### Exercises
1) List every chart pattern that the technical analysis guide names under its bullish and bearish headings.
2) Write out the records without any changes, beginning at their first line and continuing through the line that contains "outline-title: 目录 [66, 83, 102, 109]". Include both of those lines.

### Document section
Technical analysis helps traders identify trading opportunities based on price patterns and trends. This guide covers the most reliable patterns.

Support and Resistance

The foundation of technical analysis.

Support

Price level where buying pressure prevents further decline.

Resistance

Price level where selling pressure prevents further rise.

How to Draw

  1. Connect at least 2-3 price points
  2. More touches = stronger level
  3. Valid until broken

Trend Lines

Uptrend Line

Drawn under pivot lows. Price making higher highs and higher lows.

Downtrend Line

Drawn above pivot highs. Price making lower highs and lower lows.

Moving Averages

Simple Moving Average (SMA)

Average price over specific period.

Common Periods

  • 50-day: Short-term trend
  • 200-day: Long-term trend

Golden Cross

50-day SMA crosses above 200-day SMA = Bullish signal

Exponential Moving Average (EMA)

Gives more weight to recent prices. More responsive than SMA.

Chart Patterns

Bullish Patterns

Double Bottom

  • Two troughs at similar level
  • Volume decreases on second trough
  • Breakout above neckline = buy signal

Cup and Handle

  • U-shaped cup (rounding bottom)
  • Small handle (consolidation)
  • Breakout above handle = buy signal

Ascending Triangle

  • Flat resistance line
  • Rising support line
  • Breakout above resistance = buy signal

Bearish Patterns

Double Top

  • Two peaks at similar level
  • Volume decreases on second peak
  • Breakdown below neckline = sell signal

Head and Shoulders

  • Three peaks, middle highest
  • Breakdown below neckline = sell signal
  • Price target: Neckline to head height

Descending Triangle

  • Flat support line
  • Declining resistance line
  • Breakdown below support = sell signal

Technical Indicators

RSI (Relative Strength Index)

What It Measures

Momentum and speed of price movements.

Key Levels

  • Above 70: Overbought (potential reversal down)
  • Below 30: Oversold (potential reversal up)

Divergence

Price makes new high but RSI doesn't = potential reversal

MACD (Moving Average Convergence Divergence)

Components

  1. MACD Line: 12-day EMA - 26-day EMA
  2. Signal Line: 9-day EMA of MACD
  3. Histogram: MACD - Signal Line

Signals

  • Bullish: MACD crosses above signal
  • Bearish: MACD crosses below signal

Bollinger Bands

Components

  • Middle band: 20-day SMA
  • Upper/lower bands: ±2 standard deviations

Interpretation

  • Price touches upper band: Potentially overbought
  • Price touches lower band: Potentially oversold
  • Bands narrow: Low volatility (potential breakout)

### Records for this exercise
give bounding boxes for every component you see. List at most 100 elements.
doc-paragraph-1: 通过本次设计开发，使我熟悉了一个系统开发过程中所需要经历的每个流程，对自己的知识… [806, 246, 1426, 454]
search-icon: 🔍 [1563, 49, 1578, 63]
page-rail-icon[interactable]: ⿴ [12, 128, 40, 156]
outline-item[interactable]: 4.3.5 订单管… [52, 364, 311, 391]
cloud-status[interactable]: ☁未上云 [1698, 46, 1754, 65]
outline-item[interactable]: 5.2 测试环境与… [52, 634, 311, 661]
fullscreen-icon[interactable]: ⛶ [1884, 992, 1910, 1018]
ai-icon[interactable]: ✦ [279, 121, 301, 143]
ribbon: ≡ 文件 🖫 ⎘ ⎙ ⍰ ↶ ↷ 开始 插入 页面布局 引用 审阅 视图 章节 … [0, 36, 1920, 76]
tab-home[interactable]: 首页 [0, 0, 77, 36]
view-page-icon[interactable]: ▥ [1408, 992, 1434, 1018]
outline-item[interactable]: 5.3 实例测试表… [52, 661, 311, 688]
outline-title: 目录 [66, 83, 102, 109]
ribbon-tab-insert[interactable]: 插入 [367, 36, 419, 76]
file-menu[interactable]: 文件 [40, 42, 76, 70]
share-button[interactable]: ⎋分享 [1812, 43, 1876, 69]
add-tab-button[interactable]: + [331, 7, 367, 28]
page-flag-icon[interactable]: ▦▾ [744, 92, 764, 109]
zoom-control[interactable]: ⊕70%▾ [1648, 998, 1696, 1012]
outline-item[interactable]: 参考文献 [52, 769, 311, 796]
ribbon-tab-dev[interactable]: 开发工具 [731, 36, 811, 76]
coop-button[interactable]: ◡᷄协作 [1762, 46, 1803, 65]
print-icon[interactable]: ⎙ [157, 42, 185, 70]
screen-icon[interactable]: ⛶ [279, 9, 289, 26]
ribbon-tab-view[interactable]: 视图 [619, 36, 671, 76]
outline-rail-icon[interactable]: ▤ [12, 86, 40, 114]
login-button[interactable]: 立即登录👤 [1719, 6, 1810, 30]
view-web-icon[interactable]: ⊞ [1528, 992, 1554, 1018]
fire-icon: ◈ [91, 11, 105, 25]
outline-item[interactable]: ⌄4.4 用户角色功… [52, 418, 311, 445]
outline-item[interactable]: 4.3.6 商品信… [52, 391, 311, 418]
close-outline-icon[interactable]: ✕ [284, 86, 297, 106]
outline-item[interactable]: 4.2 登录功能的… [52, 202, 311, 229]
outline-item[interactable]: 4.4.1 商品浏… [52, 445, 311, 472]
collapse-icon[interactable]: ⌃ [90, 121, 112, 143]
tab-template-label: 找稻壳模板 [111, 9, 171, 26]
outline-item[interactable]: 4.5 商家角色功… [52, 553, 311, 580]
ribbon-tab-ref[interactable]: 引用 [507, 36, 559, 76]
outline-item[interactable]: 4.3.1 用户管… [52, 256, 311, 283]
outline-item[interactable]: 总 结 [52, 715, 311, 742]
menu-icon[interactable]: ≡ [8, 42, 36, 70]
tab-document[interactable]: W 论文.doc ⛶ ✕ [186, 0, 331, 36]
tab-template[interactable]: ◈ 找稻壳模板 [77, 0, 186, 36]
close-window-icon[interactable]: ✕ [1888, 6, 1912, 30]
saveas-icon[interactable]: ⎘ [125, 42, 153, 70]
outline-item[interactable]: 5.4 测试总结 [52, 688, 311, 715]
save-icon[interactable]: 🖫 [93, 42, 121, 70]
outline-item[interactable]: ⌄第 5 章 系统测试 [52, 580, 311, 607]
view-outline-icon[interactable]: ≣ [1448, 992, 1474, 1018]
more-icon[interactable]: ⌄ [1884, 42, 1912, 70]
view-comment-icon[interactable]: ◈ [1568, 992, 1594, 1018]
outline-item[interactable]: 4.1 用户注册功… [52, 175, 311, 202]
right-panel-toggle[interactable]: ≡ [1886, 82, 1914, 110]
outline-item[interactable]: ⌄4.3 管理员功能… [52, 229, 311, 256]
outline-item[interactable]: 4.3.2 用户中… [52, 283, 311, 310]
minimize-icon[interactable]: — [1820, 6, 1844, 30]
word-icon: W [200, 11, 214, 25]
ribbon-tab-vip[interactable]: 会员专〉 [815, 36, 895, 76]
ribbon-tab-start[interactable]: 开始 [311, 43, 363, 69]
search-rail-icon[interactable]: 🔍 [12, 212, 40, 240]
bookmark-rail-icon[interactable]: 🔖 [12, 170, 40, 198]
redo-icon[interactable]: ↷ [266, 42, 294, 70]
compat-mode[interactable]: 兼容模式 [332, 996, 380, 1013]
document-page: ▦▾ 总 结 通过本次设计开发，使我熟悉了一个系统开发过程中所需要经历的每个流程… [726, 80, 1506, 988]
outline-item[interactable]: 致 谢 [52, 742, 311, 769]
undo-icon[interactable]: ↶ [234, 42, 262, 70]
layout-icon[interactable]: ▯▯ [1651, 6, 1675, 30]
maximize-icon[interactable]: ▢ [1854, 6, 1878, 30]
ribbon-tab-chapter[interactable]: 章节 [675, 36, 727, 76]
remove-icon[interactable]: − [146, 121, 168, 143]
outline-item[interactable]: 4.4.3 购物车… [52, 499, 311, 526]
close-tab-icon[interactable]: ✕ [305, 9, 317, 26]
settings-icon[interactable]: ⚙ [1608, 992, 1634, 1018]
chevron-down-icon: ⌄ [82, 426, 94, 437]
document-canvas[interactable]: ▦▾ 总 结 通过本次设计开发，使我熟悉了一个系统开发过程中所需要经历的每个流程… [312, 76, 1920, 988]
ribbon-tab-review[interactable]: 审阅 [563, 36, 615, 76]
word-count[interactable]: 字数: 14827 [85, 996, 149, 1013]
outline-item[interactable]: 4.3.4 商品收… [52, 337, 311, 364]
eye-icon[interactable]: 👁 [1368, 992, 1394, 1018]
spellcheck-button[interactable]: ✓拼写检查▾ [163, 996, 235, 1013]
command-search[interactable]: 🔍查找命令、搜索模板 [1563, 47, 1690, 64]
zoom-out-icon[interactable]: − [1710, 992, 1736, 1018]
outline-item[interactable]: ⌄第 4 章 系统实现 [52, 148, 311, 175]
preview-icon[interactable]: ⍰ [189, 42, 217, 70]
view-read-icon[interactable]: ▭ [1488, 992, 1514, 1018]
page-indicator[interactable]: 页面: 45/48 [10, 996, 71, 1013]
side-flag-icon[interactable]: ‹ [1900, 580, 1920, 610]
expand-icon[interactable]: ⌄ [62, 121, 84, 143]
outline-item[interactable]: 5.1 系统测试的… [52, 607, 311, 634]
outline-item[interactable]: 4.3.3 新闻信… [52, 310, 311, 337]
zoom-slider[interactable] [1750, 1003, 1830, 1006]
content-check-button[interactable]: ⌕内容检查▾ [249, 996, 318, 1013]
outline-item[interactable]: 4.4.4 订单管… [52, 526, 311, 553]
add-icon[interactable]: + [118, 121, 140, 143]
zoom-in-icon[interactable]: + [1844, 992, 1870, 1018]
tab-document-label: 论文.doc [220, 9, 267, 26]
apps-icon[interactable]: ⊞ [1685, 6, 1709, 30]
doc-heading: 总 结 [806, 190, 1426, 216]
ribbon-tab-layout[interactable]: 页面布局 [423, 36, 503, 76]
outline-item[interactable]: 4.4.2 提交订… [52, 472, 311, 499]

### Answers provided
1)
- Double Bottom
- Cup and Handle
- Ascending Triangle
- Double Top
- Head and Shoulders
- Descending Triangle

2)
give bounding boxes for every component you see. List at most 100 elements.
doc-paragraph-1: 通过本次设计开发，使我熟悉了一个系统开发过程中所需要经历的每个流程，对自己的知识… [806, 246, 1426, 454]
search-icon: 🔍 [1563, 49, 1578, 63]
page-rail-icon[interactable]: ⿴ [12, 128, 40, 156]
outline-item[interactable]: 4.3.5 订单管… [52, 364, 311, 391]
cloud-status[interactable]: ☁未上云 [1698, 46, 1754, 65]
outline-item[interactable]: 5.2 测试环境与… [52, 634, 311, 661]
fullscreen-icon[interactable]: ⛶ [1884, 992, 1910, 1018]
ai-icon[interactable]: ✦ [279, 121, 301, 143]
ribbon: ≡ 文件 🖫 ⎘ ⎙ ⍰ ↶ ↷ 开始 插入 页面布局 引用 审阅 视图 章节 … [0, 36, 1920, 76]
tab-home[interactable]: 首页 [0, 0, 77, 36]
view-page-icon[interactable]: ▥ [1408, 992, 1434, 1018]
outline-item[interactable]: 5.3 实例测试表… [52, 661, 311, 688]
outline-title: 目录 [66, 83, 102, 109]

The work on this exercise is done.